## start RECORD SET

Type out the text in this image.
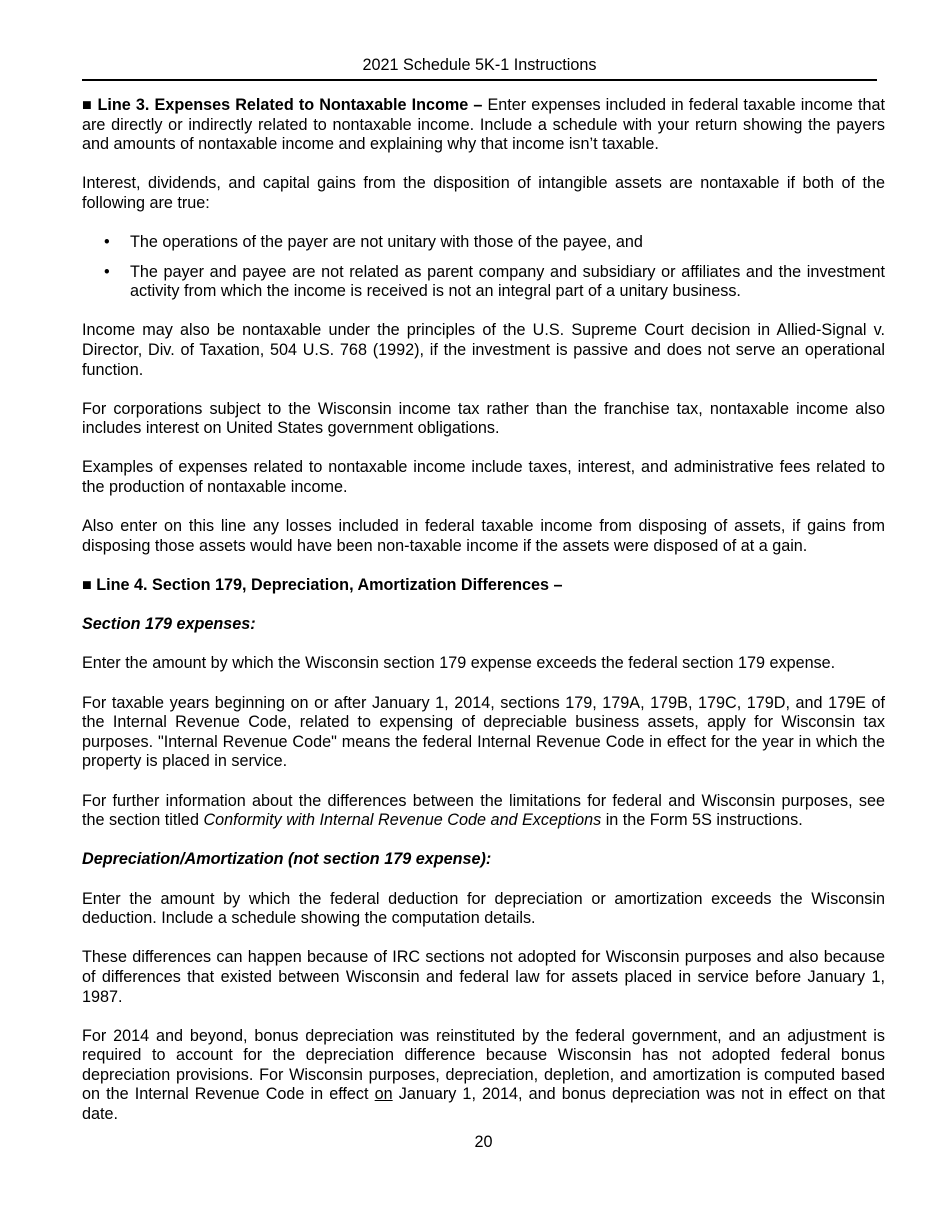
2021 Schedule 5K-1 Instructions

■ Line 3. Expenses Related to Nontaxable Income – Enter expenses included in federal taxable income that are directly or indirectly related to nontaxable income. Include a schedule with your return showing the payers and amounts of nontaxable income and explaining why that income isn’t taxable.

Interest, dividends, and capital gains from the disposition of intangible assets are nontaxable if both of the following are true:

• The operations of the payer are not unitary with those of the payee, and
• The payer and payee are not related as parent company and subsidiary or affiliates and the investment activity from which the income is received is not an integral part of a unitary business.

Income may also be nontaxable under the principles of the U.S. Supreme Court decision in Allied-Signal v. Director, Div. of Taxation, 504 U.S. 768 (1992), if the investment is passive and does not serve an operational function.

For corporations subject to the Wisconsin income tax rather than the franchise tax, nontaxable income also includes interest on United States government obligations.

Examples of expenses related to nontaxable income include taxes, interest, and administrative fees related to the production of nontaxable income.

Also enter on this line any losses included in federal taxable income from disposing of assets, if gains from disposing those assets would have been non-taxable income if the assets were disposed of at a gain.

■ Line 4. Section 179, Depreciation, Amortization Differences –

Section 179 expenses:

Enter the amount by which the Wisconsin section 179 expense exceeds the federal section 179 expense.

For taxable years beginning on or after January 1, 2014, sections 179, 179A, 179B, 179C, 179D, and 179E of the Internal Revenue Code, related to expensing of depreciable business assets, apply for Wisconsin tax purposes. "Internal Revenue Code" means the federal Internal Revenue Code in effect for the year in which the property is placed in service.

For further information about the differences between the limitations for federal and Wisconsin purposes, see the section titled Conformity with Internal Revenue Code and Exceptions in the Form 5S instructions.

Depreciation/Amortization (not section 179 expense):

Enter the amount by which the federal deduction for depreciation or amortization exceeds the Wisconsin deduction. Include a schedule showing the computation details.

These differences can happen because of IRC sections not adopted for Wisconsin purposes and also because of differences that existed between Wisconsin and federal law for assets placed in service before January 1, 1987.

For 2014 and beyond, bonus depreciation was reinstituted by the federal government, and an adjustment is required to account for the depreciation difference because Wisconsin has not adopted federal bonus depreciation provisions. For Wisconsin purposes, depreciation, depletion, and amortization is computed based on the Internal Revenue Code in effect on January 1, 2014, and bonus depreciation was not in effect on that date.

20
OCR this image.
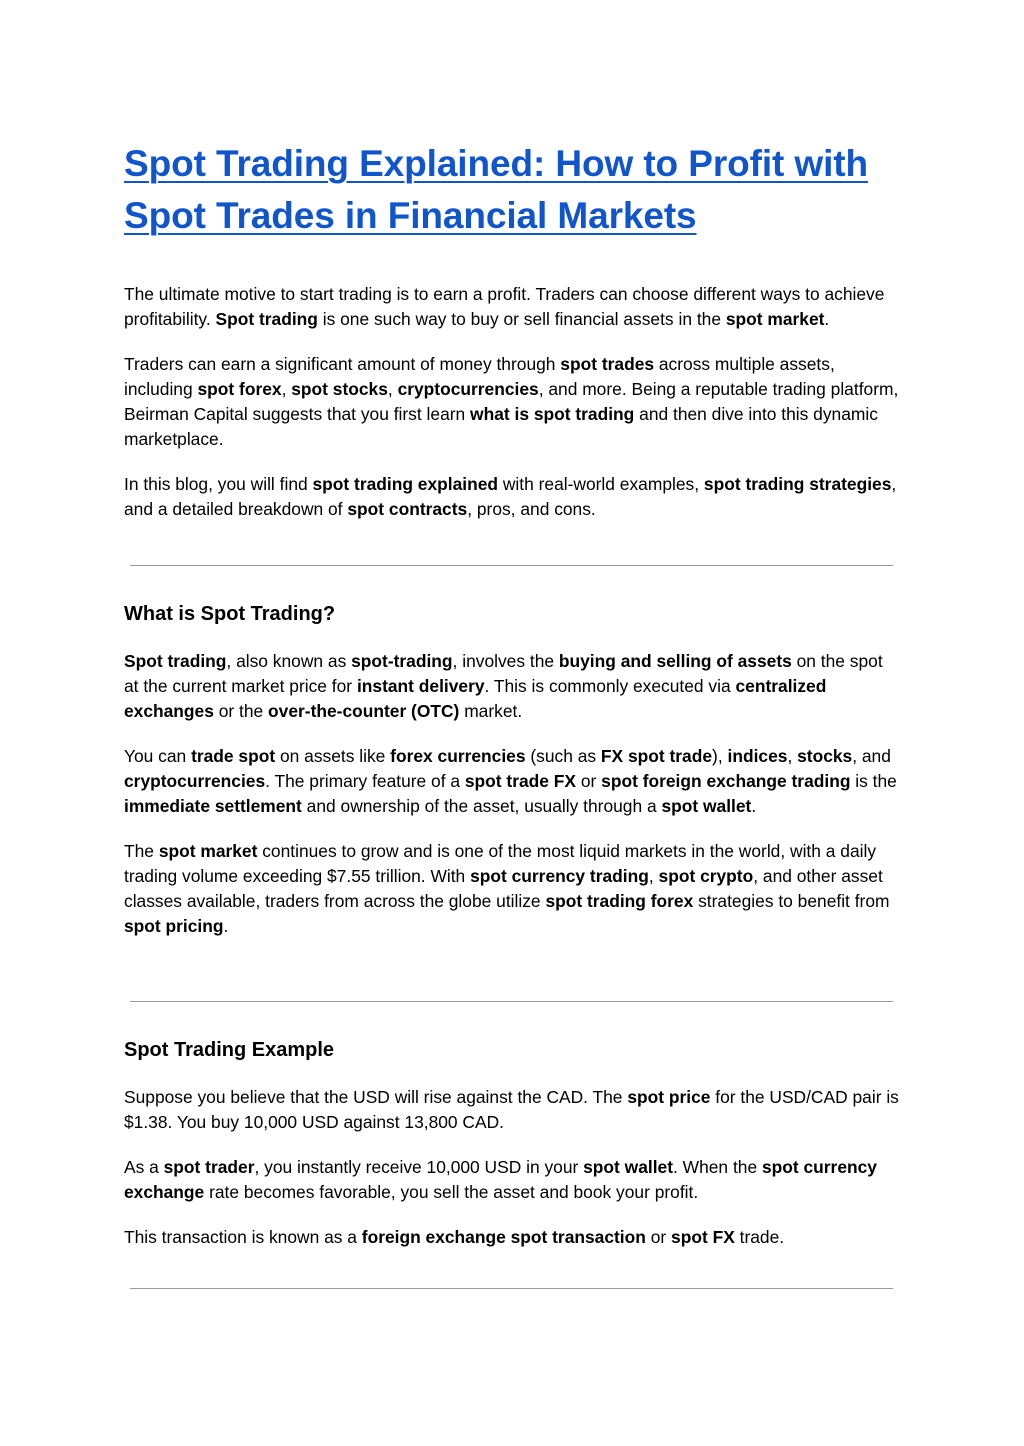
Spot Trading Explained: How to Profit with Spot Trades in Financial Markets

The ultimate motive to start trading is to earn a profit. Traders can choose different ways to achieve profitability. Spot trading is one such way to buy or sell financial assets in the spot market.

Traders can earn a significant amount of money through spot trades across multiple assets, including spot forex, spot stocks, cryptocurrencies, and more. Being a reputable trading platform, Beirman Capital suggests that you first learn what is spot trading and then dive into this dynamic marketplace.

In this blog, you will find spot trading explained with real-world examples, spot trading strategies, and a detailed breakdown of spot contracts, pros, and cons.

What is Spot Trading?

Spot trading, also known as spot-trading, involves the buying and selling of assets on the spot at the current market price for instant delivery. This is commonly executed via centralized exchanges or the over-the-counter (OTC) market.

You can trade spot on assets like forex currencies (such as FX spot trade), indices, stocks, and cryptocurrencies. The primary feature of a spot trade FX or spot foreign exchange trading is the immediate settlement and ownership of the asset, usually through a spot wallet.

The spot market continues to grow and is one of the most liquid markets in the world, with a daily trading volume exceeding $7.55 trillion. With spot currency trading, spot crypto, and other asset classes available, traders from across the globe utilize spot trading forex strategies to benefit from spot pricing.

Spot Trading Example

Suppose you believe that the USD will rise against the CAD. The spot price for the USD/CAD pair is $1.38. You buy 10,000 USD against 13,800 CAD.

As a spot trader, you instantly receive 10,000 USD in your spot wallet. When the spot currency exchange rate becomes favorable, you sell the asset and book your profit.

This transaction is known as a foreign exchange spot transaction or spot FX trade.
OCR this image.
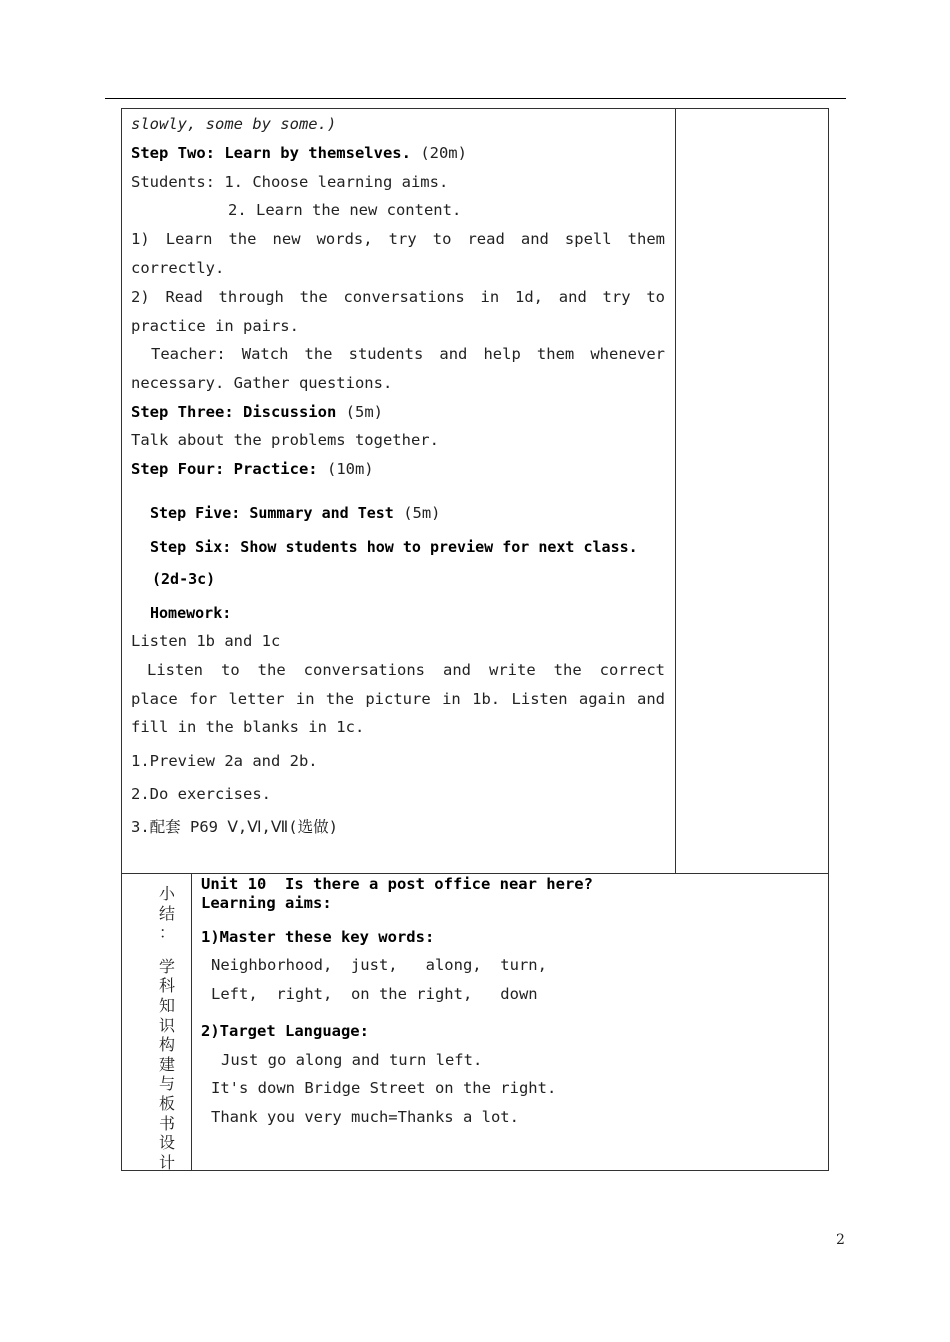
slowly, some by some.)
Step Two: Learn by themselves. (20m)
Students: 1. Choose learning aims.
2. Learn the new content.
1) Learn the new words, try to read and spell them
correctly.
2) Read through the conversations in 1d, and try to
practice in pairs.
Teacher: Watch the students and help them whenever
necessary. Gather questions.
Step Three: Discussion (5m)
Talk about the problems together.
Step Four: Practice: (10m)
Step Five: Summary and Test (5m)
Step Six: Show students how to preview for next class.
(2d-3c)
Homework:
Listen 1b and 1c
Listen to the conversations and write the correct
place for letter in the picture in 1b. Listen again and
fill in the blanks in 1c.
1.Preview 2a and 2b.
2.Do exercises.
3.配套 P69 Ⅴ,Ⅵ,Ⅶ(选做)
小
结
：
学
科
知
识
构
建
与
板
书
设
计
Unit 10  Is there a post office near here?
Learning aims:
1)Master these key words:
Neighborhood,  just,   along,  turn,
Left,  right,  on the right,   down
2)Target Language:
Just go along and turn left.
It's down Bridge Street on the right.
Thank you very much=Thanks a lot.
2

## end RECORD SET

### WHAT THE TASK REQUIRES
Return the listing above word for word, with the pictures removed.

### WORKED ANSWER
Type out the text in this image.
2021 Schedule 5K-1 Instructions

■ Line 3. Expenses Related to Nontaxable Income – Enter expenses included in federal taxable income that are directly or indirectly related to nontaxable income. Include a schedule with your return showing the payers and amounts of nontaxable income and explaining why that income isn’t taxable.

Interest, dividends, and capital gains from the disposition of intangible assets are nontaxable if both of the following are true:

• The operations of the payer are not unitary with those of the payee, and
• The payer and payee are not related as parent company and subsidiary or affiliates and the investment activity from which the income is received is not an integral part of a unitary business.

Income may also be nontaxable under the principles of the U.S. Supreme Court decision in Allied-Signal v. Director, Div. of Taxation, 504 U.S. 768 (1992), if the investment is passive and does not serve an operational function.

For corporations subject to the Wisconsin income tax rather than the franchise tax, nontaxable income also includes interest on United States government obligations.

Examples of expenses related to nontaxable income include taxes, interest, and administrative fees related to the production of nontaxable income.

Also enter on this line any losses included in federal taxable income from disposing of assets, if gains from disposing those assets would have been non-taxable income if the assets were disposed of at a gain.

■ Line 4. Section 179, Depreciation, Amortization Differences –

Section 179 expenses:

Enter the amount by which the Wisconsin section 179 expense exceeds the federal section 179 expense.

For taxable years beginning on or after January 1, 2014, sections 179, 179A, 179B, 179C, 179D, and 179E of the Internal Revenue Code, related to expensing of depreciable business assets, apply for Wisconsin tax purposes. "Internal Revenue Code" means the federal Internal Revenue Code in effect for the year in which the property is placed in service.

For further information about the differences between the limitations for federal and Wisconsin purposes, see the section titled Conformity with Internal Revenue Code and Exceptions in the Form 5S instructions.

Depreciation/Amortization (not section 179 expense):

Enter the amount by which the federal deduction for depreciation or amortization exceeds the Wisconsin deduction. Include a schedule showing the computation details.

These differences can happen because of IRC sections not adopted for Wisconsin purposes and also because of differences that existed between Wisconsin and federal law for assets placed in service before January 1, 1987.

For 2014 and beyond, bonus depreciation was reinstituted by the federal government, and an adjustment is required to account for the depreciation difference because Wisconsin has not adopted federal bonus depreciation provisions. For Wisconsin purposes, depreciation, depletion, and amortization is computed based on the Internal Revenue Code in effect on January 1, 2014, and bonus depreciation was not in effect on that date.

20
OCR this image.
Spot Trading Explained: How to Profit with Spot Trades in Financial Markets

The ultimate motive to start trading is to earn a profit. Traders can choose different ways to achieve profitability. Spot trading is one such way to buy or sell financial assets in the spot market.

Traders can earn a significant amount of money through spot trades across multiple assets, including spot forex, spot stocks, cryptocurrencies, and more. Being a reputable trading platform, Beirman Capital suggests that you first learn what is spot trading and then dive into this dynamic marketplace.

In this blog, you will find spot trading explained with real-world examples, spot trading strategies, and a detailed breakdown of spot contracts, pros, and cons.

What is Spot Trading?

Spot trading, also known as spot-trading, involves the buying and selling of assets on the spot at the current market price for instant delivery. This is commonly executed via centralized exchanges or the over-the-counter (OTC) market.

You can trade spot on assets like forex currencies (such as FX spot trade), indices, stocks, and cryptocurrencies. The primary feature of a spot trade FX or spot foreign exchange trading is the immediate settlement and ownership of the asset, usually through a spot wallet.

The spot market continues to grow and is one of the most liquid markets in the world, with a daily trading volume exceeding $7.55 trillion. With spot currency trading, spot crypto, and other asset classes available, traders from across the globe utilize spot trading forex strategies to benefit from spot pricing.

Spot Trading Example

Suppose you believe that the USD will rise against the CAD. The spot price for the USD/CAD pair is $1.38. You buy 10,000 USD against 13,800 CAD.

As a spot trader, you instantly receive 10,000 USD in your spot wallet. When the spot currency exchange rate becomes favorable, you sell the asset and book your profit.

This transaction is known as a foreign exchange spot transaction or spot FX trade.
OCR this image.
slowly, some by some.)
Step Two: Learn by themselves. (20m)
Students: 1. Choose learning aims.
2. Learn the new content.
1) Learn the new words, try to read and spell them
correctly.
2) Read through the conversations in 1d, and try to
practice in pairs.
Teacher: Watch the students and help them whenever
necessary. Gather questions.
Step Three: Discussion (5m)
Talk about the problems together.
Step Four: Practice: (10m)
Step Five: Summary and Test (5m)
Step Six: Show students how to preview for next class.
(2d-3c)
Homework:
Listen 1b and 1c
Listen to the conversations and write the correct
place for letter in the picture in 1b. Listen again and
fill in the blanks in 1c.
1.Preview 2a and 2b.
2.Do exercises.
3.配套 P69 Ⅴ,Ⅵ,Ⅶ(选做)
小
结
：
学
科
知
识
构
建
与
板
书
设
计
Unit 10  Is there a post office near here?
Learning aims:
1)Master these key words:
Neighborhood,  just,   along,  turn,
Left,  right,  on the right,   down
2)Target Language:
Just go along and turn left.
It's down Bridge Street on the right.
Thank you very much=Thanks a lot.
2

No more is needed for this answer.